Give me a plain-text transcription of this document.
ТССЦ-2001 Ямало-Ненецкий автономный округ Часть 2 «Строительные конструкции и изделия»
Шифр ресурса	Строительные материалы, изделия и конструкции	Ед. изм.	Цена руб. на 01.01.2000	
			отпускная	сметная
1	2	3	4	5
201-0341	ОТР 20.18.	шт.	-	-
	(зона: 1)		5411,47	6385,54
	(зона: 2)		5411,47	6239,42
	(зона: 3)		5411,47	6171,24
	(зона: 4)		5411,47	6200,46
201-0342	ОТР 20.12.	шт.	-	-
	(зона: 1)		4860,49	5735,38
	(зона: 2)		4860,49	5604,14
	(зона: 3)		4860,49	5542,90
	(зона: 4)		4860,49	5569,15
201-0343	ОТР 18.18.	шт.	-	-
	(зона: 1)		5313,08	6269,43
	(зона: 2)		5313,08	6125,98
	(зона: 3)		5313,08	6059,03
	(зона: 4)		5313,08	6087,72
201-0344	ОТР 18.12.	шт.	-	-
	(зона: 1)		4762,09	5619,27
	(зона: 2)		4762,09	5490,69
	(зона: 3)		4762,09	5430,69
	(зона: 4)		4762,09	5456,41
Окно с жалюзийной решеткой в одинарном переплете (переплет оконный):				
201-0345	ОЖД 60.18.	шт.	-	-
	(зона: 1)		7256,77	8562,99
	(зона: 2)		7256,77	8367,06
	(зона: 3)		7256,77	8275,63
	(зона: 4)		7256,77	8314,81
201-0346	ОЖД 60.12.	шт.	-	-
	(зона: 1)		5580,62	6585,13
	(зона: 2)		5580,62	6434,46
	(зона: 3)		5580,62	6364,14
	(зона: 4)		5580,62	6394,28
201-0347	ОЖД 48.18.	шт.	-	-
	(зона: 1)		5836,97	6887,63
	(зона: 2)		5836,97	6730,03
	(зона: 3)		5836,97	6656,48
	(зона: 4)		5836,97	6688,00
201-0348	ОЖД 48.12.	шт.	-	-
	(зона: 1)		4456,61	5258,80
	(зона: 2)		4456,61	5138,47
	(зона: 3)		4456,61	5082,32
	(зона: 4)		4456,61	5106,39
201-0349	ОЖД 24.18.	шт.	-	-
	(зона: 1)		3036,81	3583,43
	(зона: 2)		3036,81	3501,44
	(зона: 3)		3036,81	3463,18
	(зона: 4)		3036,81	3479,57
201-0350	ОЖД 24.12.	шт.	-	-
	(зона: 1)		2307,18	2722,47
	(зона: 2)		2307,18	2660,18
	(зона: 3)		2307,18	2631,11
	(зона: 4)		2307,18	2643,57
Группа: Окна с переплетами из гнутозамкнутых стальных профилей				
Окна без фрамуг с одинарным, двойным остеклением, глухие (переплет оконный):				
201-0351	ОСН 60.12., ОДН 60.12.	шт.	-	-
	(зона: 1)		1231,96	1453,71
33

________________

### Goal
List the lines of the records where "оконный" occurs.

### Exercise result
Окно с жалюзийной решеткой в одинарном переплете (переплет оконный):				
Окна без фрамуг с одинарным, двойным остеклением, глухие (переплет оконный):				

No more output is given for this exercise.